• Prompt: Retype the material word for word.

────

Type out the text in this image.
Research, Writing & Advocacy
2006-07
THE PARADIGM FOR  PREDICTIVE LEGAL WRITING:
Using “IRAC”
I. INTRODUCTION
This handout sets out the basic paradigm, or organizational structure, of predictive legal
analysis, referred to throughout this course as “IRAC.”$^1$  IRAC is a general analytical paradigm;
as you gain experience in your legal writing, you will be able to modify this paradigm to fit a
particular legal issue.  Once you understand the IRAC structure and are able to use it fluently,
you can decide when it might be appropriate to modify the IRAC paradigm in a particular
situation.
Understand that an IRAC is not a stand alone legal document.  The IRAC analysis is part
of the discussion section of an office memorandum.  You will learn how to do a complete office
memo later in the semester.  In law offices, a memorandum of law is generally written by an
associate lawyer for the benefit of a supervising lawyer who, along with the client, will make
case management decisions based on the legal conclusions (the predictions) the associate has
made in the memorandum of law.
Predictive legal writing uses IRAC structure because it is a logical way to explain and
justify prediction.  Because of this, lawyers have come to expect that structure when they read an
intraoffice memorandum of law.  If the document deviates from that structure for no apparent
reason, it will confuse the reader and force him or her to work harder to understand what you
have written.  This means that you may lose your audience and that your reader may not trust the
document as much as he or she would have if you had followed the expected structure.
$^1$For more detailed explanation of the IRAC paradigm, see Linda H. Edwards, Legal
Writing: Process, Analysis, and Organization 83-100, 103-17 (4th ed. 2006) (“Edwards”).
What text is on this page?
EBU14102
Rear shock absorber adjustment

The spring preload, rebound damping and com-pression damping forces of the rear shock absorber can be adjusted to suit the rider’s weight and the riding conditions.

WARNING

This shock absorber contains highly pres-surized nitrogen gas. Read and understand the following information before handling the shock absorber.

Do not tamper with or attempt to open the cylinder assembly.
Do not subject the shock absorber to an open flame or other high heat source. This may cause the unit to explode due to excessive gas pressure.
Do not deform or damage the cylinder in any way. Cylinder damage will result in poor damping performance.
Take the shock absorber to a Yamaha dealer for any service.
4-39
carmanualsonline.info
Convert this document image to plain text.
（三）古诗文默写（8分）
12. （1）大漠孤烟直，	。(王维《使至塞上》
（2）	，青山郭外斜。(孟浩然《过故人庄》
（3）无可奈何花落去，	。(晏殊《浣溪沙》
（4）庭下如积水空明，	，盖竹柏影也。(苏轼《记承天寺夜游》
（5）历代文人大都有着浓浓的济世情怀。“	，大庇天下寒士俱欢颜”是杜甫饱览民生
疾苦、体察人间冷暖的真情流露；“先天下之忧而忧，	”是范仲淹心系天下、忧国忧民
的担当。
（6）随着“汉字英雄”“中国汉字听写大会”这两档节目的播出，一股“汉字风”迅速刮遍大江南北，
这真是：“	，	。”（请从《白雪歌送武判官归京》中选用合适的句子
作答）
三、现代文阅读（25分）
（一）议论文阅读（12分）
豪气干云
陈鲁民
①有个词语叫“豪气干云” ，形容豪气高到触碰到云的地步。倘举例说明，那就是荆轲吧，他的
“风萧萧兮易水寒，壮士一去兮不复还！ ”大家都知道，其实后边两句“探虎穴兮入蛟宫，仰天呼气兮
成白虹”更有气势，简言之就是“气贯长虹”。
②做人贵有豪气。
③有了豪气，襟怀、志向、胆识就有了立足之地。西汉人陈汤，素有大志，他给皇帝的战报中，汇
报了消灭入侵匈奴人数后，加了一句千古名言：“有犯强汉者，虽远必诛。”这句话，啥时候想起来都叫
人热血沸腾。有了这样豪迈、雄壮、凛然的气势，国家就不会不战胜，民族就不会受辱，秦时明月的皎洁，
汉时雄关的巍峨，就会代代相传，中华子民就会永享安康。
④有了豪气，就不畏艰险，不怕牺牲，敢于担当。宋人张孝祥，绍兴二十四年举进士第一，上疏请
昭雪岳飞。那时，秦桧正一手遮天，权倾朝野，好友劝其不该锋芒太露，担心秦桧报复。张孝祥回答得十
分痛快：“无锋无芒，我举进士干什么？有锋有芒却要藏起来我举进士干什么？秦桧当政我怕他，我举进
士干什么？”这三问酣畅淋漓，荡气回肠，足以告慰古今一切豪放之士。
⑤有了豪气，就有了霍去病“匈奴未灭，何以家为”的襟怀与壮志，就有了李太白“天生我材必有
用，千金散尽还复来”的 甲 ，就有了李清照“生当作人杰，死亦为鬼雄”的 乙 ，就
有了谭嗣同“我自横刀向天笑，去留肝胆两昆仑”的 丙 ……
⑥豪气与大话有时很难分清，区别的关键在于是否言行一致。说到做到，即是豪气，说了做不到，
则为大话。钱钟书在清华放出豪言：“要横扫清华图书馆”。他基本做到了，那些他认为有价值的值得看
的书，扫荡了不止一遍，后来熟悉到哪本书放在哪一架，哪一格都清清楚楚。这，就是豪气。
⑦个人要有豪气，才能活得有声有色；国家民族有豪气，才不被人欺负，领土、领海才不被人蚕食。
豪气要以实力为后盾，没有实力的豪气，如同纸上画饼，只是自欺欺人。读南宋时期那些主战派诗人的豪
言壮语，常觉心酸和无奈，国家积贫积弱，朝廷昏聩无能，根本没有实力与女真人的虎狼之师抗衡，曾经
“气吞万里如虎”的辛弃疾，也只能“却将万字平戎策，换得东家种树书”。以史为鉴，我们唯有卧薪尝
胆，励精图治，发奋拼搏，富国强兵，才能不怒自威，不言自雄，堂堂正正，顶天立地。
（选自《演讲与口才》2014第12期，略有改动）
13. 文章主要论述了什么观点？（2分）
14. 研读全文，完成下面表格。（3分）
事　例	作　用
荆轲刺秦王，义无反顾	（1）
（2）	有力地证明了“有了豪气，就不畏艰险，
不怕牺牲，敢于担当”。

────

• Solution below:
Type out the text in this image.
Research, Writing & Advocacy
2006-07
THE PARADIGM FOR  PREDICTIVE LEGAL WRITING:
Using “IRAC”
I. INTRODUCTION
This handout sets out the basic paradigm, or organizational structure, of predictive legal
analysis, referred to throughout this course as “IRAC.”$^1$  IRAC is a general analytical paradigm;
as you gain experience in your legal writing, you will be able to modify this paradigm to fit a
particular legal issue.  Once you understand the IRAC structure and are able to use it fluently,
you can decide when it might be appropriate to modify the IRAC paradigm in a particular
situation.
Understand that an IRAC is not a stand alone legal document.  The IRAC analysis is part
of the discussion section of an office memorandum.  You will learn how to do a complete office
memo later in the semester.  In law offices, a memorandum of law is generally written by an
associate lawyer for the benefit of a supervising lawyer who, along with the client, will make
case management decisions based on the legal conclusions (the predictions) the associate has
made in the memorandum of law.
Predictive legal writing uses IRAC structure because it is a logical way to explain and
justify prediction.  Because of this, lawyers have come to expect that structure when they read an
intraoffice memorandum of law.  If the document deviates from that structure for no apparent
reason, it will confuse the reader and force him or her to work harder to understand what you
have written.  This means that you may lose your audience and that your reader may not trust the
document as much as he or she would have if you had followed the expected structure.
$^1$For more detailed explanation of the IRAC paradigm, see Linda H. Edwards, Legal
Writing: Process, Analysis, and Organization 83-100, 103-17 (4th ed. 2006) (“Edwards”).
What text is on this page?
EBU14102
Rear shock absorber adjustment

The spring preload, rebound damping and com-pression damping forces of the rear shock absorber can be adjusted to suit the rider’s weight and the riding conditions.

WARNING

This shock absorber contains highly pres-surized nitrogen gas. Read and understand the following information before handling the shock absorber.

Do not tamper with or attempt to open the cylinder assembly.
Do not subject the shock absorber to an open flame or other high heat source. This may cause the unit to explode due to excessive gas pressure.
Do not deform or damage the cylinder in any way. Cylinder damage will result in poor damping performance.
Take the shock absorber to a Yamaha dealer for any service.
4-39
carmanualsonline.info
Convert this document image to plain text.
（三）古诗文默写（8分）
12. （1）大漠孤烟直，	。(王维《使至塞上》
（2）	，青山郭外斜。(孟浩然《过故人庄》
（3）无可奈何花落去，	。(晏殊《浣溪沙》
（4）庭下如积水空明，	，盖竹柏影也。(苏轼《记承天寺夜游》
（5）历代文人大都有着浓浓的济世情怀。“	，大庇天下寒士俱欢颜”是杜甫饱览民生
疾苦、体察人间冷暖的真情流露；“先天下之忧而忧，	”是范仲淹心系天下、忧国忧民
的担当。
（6）随着“汉字英雄”“中国汉字听写大会”这两档节目的播出，一股“汉字风”迅速刮遍大江南北，
这真是：“	，	。”（请从《白雪歌送武判官归京》中选用合适的句子
作答）
三、现代文阅读（25分）
（一）议论文阅读（12分）
豪气干云
陈鲁民
①有个词语叫“豪气干云” ，形容豪气高到触碰到云的地步。倘举例说明，那就是荆轲吧，他的
“风萧萧兮易水寒，壮士一去兮不复还！ ”大家都知道，其实后边两句“探虎穴兮入蛟宫，仰天呼气兮
成白虹”更有气势，简言之就是“气贯长虹”。
②做人贵有豪气。
③有了豪气，襟怀、志向、胆识就有了立足之地。西汉人陈汤，素有大志，他给皇帝的战报中，汇
报了消灭入侵匈奴人数后，加了一句千古名言：“有犯强汉者，虽远必诛。”这句话，啥时候想起来都叫
人热血沸腾。有了这样豪迈、雄壮、凛然的气势，国家就不会不战胜，民族就不会受辱，秦时明月的皎洁，
汉时雄关的巍峨，就会代代相传，中华子民就会永享安康。
④有了豪气，就不畏艰险，不怕牺牲，敢于担当。宋人张孝祥，绍兴二十四年举进士第一，上疏请
昭雪岳飞。那时，秦桧正一手遮天，权倾朝野，好友劝其不该锋芒太露，担心秦桧报复。张孝祥回答得十
分痛快：“无锋无芒，我举进士干什么？有锋有芒却要藏起来我举进士干什么？秦桧当政我怕他，我举进
士干什么？”这三问酣畅淋漓，荡气回肠，足以告慰古今一切豪放之士。
⑤有了豪气，就有了霍去病“匈奴未灭，何以家为”的襟怀与壮志，就有了李太白“天生我材必有
用，千金散尽还复来”的 甲 ，就有了李清照“生当作人杰，死亦为鬼雄”的 乙 ，就
有了谭嗣同“我自横刀向天笑，去留肝胆两昆仑”的 丙 ……
⑥豪气与大话有时很难分清，区别的关键在于是否言行一致。说到做到，即是豪气，说了做不到，
则为大话。钱钟书在清华放出豪言：“要横扫清华图书馆”。他基本做到了，那些他认为有价值的值得看
的书，扫荡了不止一遍，后来熟悉到哪本书放在哪一架，哪一格都清清楚楚。这，就是豪气。
⑦个人要有豪气，才能活得有声有色；国家民族有豪气，才不被人欺负，领土、领海才不被人蚕食。
豪气要以实力为后盾，没有实力的豪气，如同纸上画饼，只是自欺欺人。读南宋时期那些主战派诗人的豪
言壮语，常觉心酸和无奈，国家积贫积弱，朝廷昏聩无能，根本没有实力与女真人的虎狼之师抗衡，曾经
“气吞万里如虎”的辛弃疾，也只能“却将万字平戎策，换得东家种树书”。以史为鉴，我们唯有卧薪尝
胆，励精图治，发奋拼搏，富国强兵，才能不怒自威，不言自雄，堂堂正正，顶天立地。
（选自《演讲与口才》2014第12期，略有改动）
13. 文章主要论述了什么观点？（2分）
14. 研读全文，完成下面表格。（3分）
事　例	作　用
荆轲刺秦王，义无反顾	（1）
（2）	有力地证明了“有了豪气，就不畏艰险，
不怕牺牲，敢于担当”。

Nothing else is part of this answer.